Copy every line, leaving nothing out and adding nothing.

Extracted data entries:
====================

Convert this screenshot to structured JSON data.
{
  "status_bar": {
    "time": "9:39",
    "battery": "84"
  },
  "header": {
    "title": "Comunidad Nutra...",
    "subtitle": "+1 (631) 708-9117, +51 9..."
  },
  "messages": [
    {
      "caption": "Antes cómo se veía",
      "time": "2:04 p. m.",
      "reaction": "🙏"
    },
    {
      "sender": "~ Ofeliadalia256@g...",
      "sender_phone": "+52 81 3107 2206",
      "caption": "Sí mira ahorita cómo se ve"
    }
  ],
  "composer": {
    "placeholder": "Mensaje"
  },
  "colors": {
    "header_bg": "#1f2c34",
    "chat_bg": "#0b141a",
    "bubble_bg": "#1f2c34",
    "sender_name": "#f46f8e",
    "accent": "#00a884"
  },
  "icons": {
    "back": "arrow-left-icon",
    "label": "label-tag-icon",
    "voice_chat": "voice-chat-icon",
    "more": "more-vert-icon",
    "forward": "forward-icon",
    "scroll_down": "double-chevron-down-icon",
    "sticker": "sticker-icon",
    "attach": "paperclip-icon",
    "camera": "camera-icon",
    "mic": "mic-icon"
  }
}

====================

-- Result for this exercise --
Convert this screenshot to structured JSON data.
{
  "status_bar": {
    "time": "9:39",
    "battery": "84"
  },
  "header": {
    "title": "Comunidad Nutra...",
    "subtitle": "+1 (631) 708-9117, +51 9..."
  },
  "messages": [
    {
      "caption": "Antes cómo se veía",
      "time": "2:04 p. m.",
      "reaction": "🙏"
    },
    {
      "sender": "~ Ofeliadalia256@g...",
      "sender_phone": "+52 81 3107 2206",
      "caption": "Sí mira ahorita cómo se ve"
    }
  ],
  "composer": {
    "placeholder": "Mensaje"
  },
  "colors": {
    "header_bg": "#1f2c34",
    "chat_bg": "#0b141a",
    "bubble_bg": "#1f2c34",
    "sender_name": "#f46f8e",
    "accent": "#00a884"
  },
  "icons": {
    "back": "arrow-left-icon",
    "label": "label-tag-icon",
    "voice_chat": "voice-chat-icon",
    "more": "more-vert-icon",
    "forward": "forward-icon",
    "scroll_down": "double-chevron-down-icon",
    "sticker": "sticker-icon",
    "attach": "paperclip-icon",
    "camera": "camera-icon",
    "mic": "mic-icon"
  }
}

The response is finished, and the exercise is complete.